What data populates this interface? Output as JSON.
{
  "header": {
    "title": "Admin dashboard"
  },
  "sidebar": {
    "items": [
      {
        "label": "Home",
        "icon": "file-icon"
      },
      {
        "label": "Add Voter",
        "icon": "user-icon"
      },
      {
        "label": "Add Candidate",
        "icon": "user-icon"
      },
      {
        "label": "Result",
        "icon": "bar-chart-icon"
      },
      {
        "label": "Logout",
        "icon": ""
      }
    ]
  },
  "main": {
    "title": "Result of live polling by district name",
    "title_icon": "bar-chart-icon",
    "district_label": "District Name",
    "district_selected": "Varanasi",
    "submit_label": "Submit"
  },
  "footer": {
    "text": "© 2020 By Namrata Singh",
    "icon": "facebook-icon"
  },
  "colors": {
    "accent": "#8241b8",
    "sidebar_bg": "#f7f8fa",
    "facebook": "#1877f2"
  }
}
* * *
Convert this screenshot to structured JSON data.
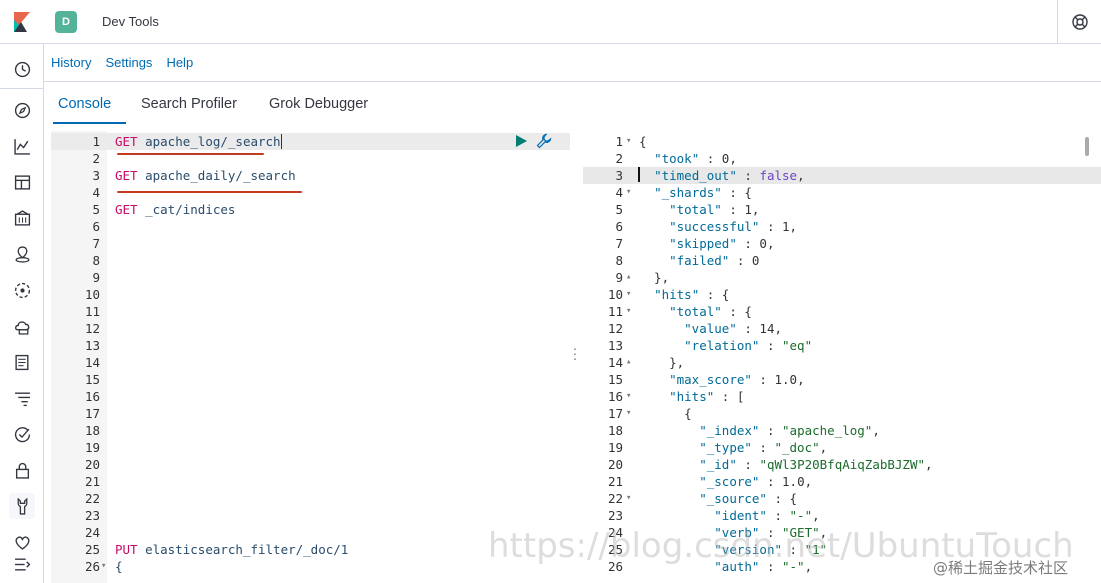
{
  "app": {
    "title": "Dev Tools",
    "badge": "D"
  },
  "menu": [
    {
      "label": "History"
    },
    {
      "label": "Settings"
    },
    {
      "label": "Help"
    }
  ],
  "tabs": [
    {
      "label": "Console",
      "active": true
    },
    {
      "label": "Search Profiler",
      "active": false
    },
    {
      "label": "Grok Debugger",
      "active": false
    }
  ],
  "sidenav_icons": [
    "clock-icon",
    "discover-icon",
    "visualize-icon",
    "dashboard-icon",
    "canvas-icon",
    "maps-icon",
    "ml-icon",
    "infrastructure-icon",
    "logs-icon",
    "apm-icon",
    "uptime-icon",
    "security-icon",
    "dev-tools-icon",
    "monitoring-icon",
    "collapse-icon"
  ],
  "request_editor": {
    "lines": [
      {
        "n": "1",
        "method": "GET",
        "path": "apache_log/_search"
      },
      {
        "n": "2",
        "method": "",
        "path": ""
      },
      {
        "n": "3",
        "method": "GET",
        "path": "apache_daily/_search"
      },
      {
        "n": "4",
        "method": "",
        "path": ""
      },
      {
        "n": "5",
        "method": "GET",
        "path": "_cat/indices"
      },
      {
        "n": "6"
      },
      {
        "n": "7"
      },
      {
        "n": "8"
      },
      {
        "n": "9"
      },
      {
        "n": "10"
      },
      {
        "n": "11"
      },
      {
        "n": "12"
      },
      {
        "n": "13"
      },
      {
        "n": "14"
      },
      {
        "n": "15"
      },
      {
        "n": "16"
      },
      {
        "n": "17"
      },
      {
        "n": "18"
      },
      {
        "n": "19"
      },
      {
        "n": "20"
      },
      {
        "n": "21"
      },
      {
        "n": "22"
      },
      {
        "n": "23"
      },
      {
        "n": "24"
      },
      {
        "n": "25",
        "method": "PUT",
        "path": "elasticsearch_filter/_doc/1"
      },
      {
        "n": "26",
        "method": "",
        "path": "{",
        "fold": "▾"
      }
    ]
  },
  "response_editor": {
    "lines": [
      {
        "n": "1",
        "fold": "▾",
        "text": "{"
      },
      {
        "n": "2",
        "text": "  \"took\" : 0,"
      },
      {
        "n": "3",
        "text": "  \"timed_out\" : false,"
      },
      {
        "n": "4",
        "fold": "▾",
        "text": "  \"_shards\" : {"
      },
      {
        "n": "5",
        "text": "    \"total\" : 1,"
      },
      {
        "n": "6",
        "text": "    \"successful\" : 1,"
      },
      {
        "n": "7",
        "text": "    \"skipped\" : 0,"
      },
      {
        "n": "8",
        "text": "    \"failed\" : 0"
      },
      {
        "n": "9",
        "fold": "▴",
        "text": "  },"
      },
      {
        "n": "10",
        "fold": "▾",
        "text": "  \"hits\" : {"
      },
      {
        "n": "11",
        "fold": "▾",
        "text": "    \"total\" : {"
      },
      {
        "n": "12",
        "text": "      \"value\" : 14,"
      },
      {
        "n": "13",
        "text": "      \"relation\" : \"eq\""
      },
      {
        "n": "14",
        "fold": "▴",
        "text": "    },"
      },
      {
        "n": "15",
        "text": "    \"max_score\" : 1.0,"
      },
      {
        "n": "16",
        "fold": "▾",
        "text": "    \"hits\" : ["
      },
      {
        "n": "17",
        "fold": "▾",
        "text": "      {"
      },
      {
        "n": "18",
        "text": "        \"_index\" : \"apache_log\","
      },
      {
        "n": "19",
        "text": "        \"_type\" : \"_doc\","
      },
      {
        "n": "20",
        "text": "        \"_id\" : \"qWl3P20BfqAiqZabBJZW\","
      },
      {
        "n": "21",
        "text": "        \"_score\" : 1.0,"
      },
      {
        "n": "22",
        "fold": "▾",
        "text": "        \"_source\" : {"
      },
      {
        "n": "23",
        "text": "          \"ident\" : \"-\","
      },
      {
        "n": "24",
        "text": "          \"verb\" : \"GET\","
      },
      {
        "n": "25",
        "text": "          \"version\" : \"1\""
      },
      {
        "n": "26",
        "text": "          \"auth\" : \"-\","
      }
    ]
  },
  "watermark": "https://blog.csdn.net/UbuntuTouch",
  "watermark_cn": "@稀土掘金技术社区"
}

▶ **WHAT IS EXPECTED**:
Using the listing above, pull out all lines that hold the word "JSON".

▶ **OUTPUT BELOW**:
What data populates this interface? Output as JSON.
Convert this screenshot to structured JSON data.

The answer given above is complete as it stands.